··· Records supplied

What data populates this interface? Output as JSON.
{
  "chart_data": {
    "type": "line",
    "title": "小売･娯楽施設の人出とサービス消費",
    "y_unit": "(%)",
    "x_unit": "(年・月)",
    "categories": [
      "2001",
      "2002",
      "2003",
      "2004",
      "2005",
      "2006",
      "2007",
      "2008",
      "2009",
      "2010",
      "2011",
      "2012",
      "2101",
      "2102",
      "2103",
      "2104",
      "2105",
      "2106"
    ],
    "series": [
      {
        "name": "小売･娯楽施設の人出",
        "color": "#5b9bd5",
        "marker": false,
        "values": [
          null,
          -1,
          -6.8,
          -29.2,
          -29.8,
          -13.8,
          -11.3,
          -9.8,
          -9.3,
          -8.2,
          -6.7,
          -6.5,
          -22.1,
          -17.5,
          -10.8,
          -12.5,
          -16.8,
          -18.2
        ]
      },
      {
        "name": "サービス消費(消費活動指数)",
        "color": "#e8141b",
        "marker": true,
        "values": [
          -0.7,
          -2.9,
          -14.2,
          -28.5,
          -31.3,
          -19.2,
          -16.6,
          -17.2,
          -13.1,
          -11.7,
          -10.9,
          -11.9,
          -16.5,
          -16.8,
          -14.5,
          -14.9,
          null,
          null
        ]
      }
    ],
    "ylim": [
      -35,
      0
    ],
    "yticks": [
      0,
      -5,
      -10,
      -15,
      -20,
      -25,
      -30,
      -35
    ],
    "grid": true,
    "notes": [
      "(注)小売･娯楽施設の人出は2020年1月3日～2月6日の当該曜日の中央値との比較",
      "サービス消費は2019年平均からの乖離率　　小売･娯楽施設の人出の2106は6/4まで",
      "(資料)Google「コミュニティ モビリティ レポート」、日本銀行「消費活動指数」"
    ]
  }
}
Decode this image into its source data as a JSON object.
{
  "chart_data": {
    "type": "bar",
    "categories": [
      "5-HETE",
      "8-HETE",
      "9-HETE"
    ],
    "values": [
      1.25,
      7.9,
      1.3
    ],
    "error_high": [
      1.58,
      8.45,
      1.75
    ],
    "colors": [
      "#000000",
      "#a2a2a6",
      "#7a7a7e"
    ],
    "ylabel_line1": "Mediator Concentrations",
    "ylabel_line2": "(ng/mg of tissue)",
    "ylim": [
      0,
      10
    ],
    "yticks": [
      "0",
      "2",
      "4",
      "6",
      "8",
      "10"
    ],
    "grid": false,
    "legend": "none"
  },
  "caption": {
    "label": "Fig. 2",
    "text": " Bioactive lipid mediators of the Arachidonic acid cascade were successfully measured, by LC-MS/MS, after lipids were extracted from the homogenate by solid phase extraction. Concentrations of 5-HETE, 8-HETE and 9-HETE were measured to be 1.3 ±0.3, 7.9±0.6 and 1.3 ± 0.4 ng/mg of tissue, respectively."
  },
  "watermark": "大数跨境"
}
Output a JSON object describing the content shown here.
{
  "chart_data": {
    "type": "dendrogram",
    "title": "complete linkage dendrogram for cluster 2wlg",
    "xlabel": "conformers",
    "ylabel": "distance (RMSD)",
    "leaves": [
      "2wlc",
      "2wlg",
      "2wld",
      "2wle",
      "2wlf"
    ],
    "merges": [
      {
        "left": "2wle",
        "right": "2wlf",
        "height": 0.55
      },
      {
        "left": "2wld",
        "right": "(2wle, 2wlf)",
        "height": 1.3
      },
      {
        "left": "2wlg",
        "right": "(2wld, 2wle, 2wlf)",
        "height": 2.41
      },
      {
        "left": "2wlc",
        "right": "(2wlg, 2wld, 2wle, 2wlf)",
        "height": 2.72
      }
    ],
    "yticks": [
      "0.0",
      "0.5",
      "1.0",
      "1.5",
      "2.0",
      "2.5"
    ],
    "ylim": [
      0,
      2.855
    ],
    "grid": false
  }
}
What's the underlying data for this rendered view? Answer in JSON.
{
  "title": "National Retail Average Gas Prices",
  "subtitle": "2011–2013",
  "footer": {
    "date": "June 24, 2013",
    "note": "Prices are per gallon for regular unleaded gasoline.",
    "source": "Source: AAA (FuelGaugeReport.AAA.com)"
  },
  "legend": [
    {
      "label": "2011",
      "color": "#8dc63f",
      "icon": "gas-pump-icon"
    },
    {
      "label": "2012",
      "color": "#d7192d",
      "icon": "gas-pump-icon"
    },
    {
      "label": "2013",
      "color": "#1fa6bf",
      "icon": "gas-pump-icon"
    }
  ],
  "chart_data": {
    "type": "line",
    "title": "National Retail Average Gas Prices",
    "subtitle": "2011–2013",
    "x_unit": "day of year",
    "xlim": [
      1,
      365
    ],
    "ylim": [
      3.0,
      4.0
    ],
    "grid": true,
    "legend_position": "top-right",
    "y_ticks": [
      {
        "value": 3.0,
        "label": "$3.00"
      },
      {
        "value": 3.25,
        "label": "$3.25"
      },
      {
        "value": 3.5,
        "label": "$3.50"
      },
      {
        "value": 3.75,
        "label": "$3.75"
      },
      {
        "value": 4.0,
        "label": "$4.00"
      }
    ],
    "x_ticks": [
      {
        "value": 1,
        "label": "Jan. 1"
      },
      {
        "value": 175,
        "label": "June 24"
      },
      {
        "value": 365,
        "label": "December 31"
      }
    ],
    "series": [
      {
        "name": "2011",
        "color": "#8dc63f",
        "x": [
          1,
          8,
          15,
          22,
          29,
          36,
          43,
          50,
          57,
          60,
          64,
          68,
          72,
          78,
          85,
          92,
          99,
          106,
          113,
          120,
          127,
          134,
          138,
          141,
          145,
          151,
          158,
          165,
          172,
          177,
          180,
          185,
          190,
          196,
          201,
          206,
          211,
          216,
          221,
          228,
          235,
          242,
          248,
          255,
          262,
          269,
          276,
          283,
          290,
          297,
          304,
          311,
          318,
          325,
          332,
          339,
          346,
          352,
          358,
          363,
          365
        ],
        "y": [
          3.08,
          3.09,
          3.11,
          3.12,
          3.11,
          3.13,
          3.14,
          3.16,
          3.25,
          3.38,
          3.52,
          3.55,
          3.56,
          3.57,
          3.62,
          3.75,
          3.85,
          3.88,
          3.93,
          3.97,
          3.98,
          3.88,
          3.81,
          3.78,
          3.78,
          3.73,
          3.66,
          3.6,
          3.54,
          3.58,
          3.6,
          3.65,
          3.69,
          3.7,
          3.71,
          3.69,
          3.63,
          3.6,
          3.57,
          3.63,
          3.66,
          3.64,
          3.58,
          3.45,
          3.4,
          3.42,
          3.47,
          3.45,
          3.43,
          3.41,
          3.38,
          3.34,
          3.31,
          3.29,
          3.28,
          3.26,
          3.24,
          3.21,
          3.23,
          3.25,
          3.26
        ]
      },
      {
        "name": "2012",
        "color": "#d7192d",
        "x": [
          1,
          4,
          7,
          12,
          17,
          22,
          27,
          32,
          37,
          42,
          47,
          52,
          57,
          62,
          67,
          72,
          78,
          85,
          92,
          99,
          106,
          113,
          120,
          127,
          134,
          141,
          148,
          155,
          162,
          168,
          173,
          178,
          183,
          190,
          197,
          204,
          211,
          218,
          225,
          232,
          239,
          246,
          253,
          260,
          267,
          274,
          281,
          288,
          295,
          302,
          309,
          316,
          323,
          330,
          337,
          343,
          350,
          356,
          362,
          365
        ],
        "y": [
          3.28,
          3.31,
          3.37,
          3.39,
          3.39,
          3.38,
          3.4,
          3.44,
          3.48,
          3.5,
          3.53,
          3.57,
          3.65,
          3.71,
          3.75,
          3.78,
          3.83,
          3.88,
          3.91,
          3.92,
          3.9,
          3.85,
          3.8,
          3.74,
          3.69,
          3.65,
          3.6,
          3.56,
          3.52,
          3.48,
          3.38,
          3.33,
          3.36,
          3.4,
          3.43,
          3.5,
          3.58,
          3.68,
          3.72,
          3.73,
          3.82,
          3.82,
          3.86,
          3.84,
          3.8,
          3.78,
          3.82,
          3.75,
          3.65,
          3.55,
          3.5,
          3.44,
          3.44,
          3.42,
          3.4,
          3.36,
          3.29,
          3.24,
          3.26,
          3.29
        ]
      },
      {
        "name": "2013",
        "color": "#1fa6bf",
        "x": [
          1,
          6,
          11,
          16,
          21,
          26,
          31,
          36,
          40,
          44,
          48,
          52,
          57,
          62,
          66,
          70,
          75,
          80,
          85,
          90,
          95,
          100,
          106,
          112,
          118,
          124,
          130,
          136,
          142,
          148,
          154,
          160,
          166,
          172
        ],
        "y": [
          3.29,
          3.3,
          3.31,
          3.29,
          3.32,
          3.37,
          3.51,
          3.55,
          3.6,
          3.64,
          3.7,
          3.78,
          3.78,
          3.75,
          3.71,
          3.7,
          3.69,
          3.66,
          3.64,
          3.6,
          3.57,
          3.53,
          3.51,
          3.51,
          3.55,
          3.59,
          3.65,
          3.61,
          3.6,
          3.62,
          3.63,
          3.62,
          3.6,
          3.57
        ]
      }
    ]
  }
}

······

*Required work*
Copy all lines from the material that contain "Concentrations".

*Exercise result*
    "ylabel_line1": "Mediator Concentrations",
    "text": " Bioactive lipid mediators of the Arachidonic acid cascade were successfully measured, by LC-MS/MS, after lipids were extracted from the homogenate by solid phase extraction. Concentrations of 5-HETE, 8-HETE and 9-HETE were measured to be 1.3 ±0.3, 7.9±0.6 and 1.3 ± 0.4 ng/mg of tissue, respectively."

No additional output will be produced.